== Extrait ==
Fusion entre TF1 et M6
Question de :
Mme Michèle Victory
Ardèche (2e circonscription) - Socialistes et apparentés
Question posée en séance, et publiée le 10 novembre 2021
FUSION ENTRE TF1 ET M6
M. le président. La parole est à Mme Michèle Victory.
Mme Michèle Victory. Madame la ministre de la culture, par une opération sans précédent dans l'histoire de l'audiovisuel français, les deux chaînes les plus importantes de la télévision privée de notre pays, TF1 et M6, ont lancé il y a quelques mois un projet de fusion. Celui-ci suscite légitimement de grandes inquiétudes chez les différents acteurs de l'audiovisuel, alors que le Gouvernement a déjà laissé entendre sa grande bienveillance à son égard.
Pourtant, si ce mariage aboutissait, il donnerait naissance à un groupe en situation de quasi-monopole pour l'information par les journaux du matin, du midi et du soir, pour les parts d'audience qui atteindraient 42 % contre 28 % à France Télévisions, mais aussi pour la publicité – avec près de 75 % du marché, selon les estimations – et enfin pour la production des contenus audiovisuels, alors que celle-ci touche directement à notre patrimoine et à notre souveraineté.
La stratégie consistant à soutenir un champion capable de concurrencer Netflix interroge lorsque l'on compare les chiffres. La plateforme américaine a investi 19 milliards d'euros ; c'est quarante fois plus que ce qui est prévu pour ce nouveau géant ! Alors, à quoi bon ? Quel intérêt y a-t-il à prendre le risque de l'ultraconcentration, de la domination du marché ?
Les mesures anticoncentration en vigueur depuis 1986 prévoient que des autorités administratives indépendantes délivrent les autorisations de diffusion, mais elles sont tellement indépendantes que nous avons appris que la présidente de l'Autorité de la concurrence a été remerciée par le Président de la République en pleins travaux !
Comble du cynisme, au même moment, le président du CSA – Conseil supérieur de l'audiovisuel – nous annonçait un renforcement des aides anticoncentration dans la future ARCOM – Autorité de régulation de la communication audiovisuelle et numérique.

== Énoncé A ==
Recopiez mot pour mot le passage de l'extrait sur la fusion entre TF1 et M6 qui commence par « Mme Michèle Victory. Madame » et s'achève par « à son égard. ».
== Énoncé B ==
Répétez à l'identique les entrées, depuis leur toute première ligne jusqu'à la ligne contenant « svg-text:26: 26 xyxy=(257,140,283,166) », cette dernière incluse.
L'extrait sur la fusion entre TF1 et M6 et les entrées proviennent de sources sans lien entre elles.

== Données fournies ==

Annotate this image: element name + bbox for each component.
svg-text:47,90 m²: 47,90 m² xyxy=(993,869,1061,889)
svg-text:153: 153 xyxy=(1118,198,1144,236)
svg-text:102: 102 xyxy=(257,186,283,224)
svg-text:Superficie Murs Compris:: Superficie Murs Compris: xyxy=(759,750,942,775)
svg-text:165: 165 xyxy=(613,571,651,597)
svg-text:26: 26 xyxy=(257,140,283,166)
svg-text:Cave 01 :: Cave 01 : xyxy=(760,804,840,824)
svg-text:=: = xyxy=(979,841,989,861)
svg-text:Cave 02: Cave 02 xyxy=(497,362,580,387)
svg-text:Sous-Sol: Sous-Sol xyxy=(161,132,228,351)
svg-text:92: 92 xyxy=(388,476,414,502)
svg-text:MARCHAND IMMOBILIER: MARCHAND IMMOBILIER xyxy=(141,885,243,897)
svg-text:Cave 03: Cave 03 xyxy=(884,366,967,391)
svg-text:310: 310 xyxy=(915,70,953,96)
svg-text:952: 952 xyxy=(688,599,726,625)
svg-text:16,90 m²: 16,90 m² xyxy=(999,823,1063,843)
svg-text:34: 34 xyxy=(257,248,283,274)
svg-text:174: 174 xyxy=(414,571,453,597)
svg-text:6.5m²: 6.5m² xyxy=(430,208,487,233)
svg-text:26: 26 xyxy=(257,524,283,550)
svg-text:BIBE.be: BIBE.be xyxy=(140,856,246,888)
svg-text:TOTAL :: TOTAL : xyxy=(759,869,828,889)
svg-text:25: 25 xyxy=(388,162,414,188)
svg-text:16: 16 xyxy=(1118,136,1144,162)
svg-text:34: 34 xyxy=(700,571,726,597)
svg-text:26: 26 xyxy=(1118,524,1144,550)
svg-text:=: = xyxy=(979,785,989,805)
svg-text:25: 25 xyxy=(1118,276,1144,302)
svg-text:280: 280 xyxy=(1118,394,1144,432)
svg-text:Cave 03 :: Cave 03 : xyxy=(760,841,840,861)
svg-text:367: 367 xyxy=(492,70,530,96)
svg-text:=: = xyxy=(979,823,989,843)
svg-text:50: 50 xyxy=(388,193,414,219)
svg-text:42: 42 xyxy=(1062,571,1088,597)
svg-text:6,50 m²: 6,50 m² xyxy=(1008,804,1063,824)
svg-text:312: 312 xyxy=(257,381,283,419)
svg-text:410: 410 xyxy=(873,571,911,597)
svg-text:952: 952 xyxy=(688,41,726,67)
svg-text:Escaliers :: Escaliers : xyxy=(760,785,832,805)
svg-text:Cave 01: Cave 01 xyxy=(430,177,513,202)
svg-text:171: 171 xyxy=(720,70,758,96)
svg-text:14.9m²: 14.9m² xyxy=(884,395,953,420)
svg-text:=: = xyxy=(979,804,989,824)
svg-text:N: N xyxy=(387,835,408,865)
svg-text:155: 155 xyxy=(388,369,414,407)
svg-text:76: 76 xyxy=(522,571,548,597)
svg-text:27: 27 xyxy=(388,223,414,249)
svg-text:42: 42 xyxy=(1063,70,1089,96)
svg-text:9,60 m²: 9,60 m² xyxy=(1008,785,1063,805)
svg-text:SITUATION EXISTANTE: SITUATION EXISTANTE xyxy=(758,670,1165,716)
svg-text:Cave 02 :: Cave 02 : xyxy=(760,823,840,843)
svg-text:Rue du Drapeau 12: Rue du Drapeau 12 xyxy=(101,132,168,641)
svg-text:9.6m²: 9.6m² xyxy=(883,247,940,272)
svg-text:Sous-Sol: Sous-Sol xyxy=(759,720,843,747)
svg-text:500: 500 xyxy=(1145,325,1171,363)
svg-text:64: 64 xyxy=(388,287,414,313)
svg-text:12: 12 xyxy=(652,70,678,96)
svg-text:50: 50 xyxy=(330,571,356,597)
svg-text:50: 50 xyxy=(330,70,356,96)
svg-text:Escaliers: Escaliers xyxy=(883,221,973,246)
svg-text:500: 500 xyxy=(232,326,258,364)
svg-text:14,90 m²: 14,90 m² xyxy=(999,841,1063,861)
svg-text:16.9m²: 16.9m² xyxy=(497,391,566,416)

== Réponse détaillée A ==
Mme Michèle Victory. Madame la ministre de la culture, par une opération sans précédent dans l'histoire de l'audiovisuel français, les deux chaînes les plus importantes de la télévision privée de notre pays, TF1 et M6, ont lancé il y a quelques mois un projet de fusion. Celui-ci suscite légitimement de grandes inquiétudes chez les différents acteurs de l'audiovisuel, alors que le Gouvernement a déjà laissé entendre sa grande bienveillance à son égard.

== Réponse détaillée B ==
Annotate this image: element name + bbox for each component.
svg-text:47,90 m²: 47,90 m² xyxy=(993,869,1061,889)
svg-text:153: 153 xyxy=(1118,198,1144,236)
svg-text:102: 102 xyxy=(257,186,283,224)
svg-text:Superficie Murs Compris:: Superficie Murs Compris: xyxy=(759,750,942,775)
svg-text:165: 165 xyxy=(613,571,651,597)
svg-text:26: 26 xyxy=(257,140,283,166)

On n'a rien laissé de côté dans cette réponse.